**WRITTEN INSTRUCTION**
Gather the lines below that include the string "Difference", copying each in full.

**PROVIDED INFORMATION**
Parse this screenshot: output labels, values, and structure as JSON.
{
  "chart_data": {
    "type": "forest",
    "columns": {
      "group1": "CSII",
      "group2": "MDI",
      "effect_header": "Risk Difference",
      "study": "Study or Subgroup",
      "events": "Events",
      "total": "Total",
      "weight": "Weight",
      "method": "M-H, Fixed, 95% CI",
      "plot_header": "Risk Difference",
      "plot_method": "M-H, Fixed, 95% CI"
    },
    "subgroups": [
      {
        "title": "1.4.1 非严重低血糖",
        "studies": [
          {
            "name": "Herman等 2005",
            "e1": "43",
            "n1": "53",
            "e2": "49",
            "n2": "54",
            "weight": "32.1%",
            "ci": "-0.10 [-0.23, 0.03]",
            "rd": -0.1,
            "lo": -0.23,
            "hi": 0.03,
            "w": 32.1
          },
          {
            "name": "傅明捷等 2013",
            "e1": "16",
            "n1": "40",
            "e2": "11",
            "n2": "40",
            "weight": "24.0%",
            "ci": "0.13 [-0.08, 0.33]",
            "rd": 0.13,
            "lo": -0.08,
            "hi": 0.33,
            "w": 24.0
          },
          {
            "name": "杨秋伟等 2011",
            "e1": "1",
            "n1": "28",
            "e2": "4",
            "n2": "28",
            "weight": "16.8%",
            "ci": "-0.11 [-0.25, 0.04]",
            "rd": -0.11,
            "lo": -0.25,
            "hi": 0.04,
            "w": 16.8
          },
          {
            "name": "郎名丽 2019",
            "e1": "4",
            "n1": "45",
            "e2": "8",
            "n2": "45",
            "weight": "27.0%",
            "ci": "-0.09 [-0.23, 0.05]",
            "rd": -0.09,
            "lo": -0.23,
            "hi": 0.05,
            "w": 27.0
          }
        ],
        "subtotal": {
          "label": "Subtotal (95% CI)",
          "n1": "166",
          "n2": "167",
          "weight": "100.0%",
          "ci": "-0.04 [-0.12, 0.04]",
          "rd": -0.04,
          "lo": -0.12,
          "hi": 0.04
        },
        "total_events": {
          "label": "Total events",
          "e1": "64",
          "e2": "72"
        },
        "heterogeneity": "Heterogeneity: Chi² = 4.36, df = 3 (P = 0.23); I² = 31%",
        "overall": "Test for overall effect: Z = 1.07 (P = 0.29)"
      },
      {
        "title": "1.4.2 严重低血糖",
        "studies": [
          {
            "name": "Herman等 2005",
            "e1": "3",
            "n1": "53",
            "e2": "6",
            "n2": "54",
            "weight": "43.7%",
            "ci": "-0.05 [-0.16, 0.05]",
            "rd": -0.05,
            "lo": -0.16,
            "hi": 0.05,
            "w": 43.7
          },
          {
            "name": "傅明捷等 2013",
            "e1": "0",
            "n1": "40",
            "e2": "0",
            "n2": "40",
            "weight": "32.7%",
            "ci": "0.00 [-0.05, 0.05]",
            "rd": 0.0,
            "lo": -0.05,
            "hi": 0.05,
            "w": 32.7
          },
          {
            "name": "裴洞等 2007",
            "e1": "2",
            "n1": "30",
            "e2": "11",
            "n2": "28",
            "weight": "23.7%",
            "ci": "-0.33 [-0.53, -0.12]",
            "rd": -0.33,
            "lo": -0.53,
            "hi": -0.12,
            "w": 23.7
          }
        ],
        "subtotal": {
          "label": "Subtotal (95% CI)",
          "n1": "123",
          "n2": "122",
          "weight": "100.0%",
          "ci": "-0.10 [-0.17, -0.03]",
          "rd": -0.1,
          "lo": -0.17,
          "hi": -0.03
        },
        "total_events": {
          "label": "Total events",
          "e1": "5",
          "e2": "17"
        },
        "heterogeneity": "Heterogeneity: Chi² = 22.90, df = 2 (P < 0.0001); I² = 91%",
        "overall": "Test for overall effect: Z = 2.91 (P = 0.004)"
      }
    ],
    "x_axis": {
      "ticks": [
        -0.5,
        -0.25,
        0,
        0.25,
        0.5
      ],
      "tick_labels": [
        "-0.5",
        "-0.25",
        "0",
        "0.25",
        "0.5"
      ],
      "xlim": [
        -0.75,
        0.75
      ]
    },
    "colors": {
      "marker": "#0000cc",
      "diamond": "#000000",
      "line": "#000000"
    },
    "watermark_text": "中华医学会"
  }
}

**ANSWER BELOW**
      "effect_header": "Risk Difference",
      "plot_header": "Risk Difference",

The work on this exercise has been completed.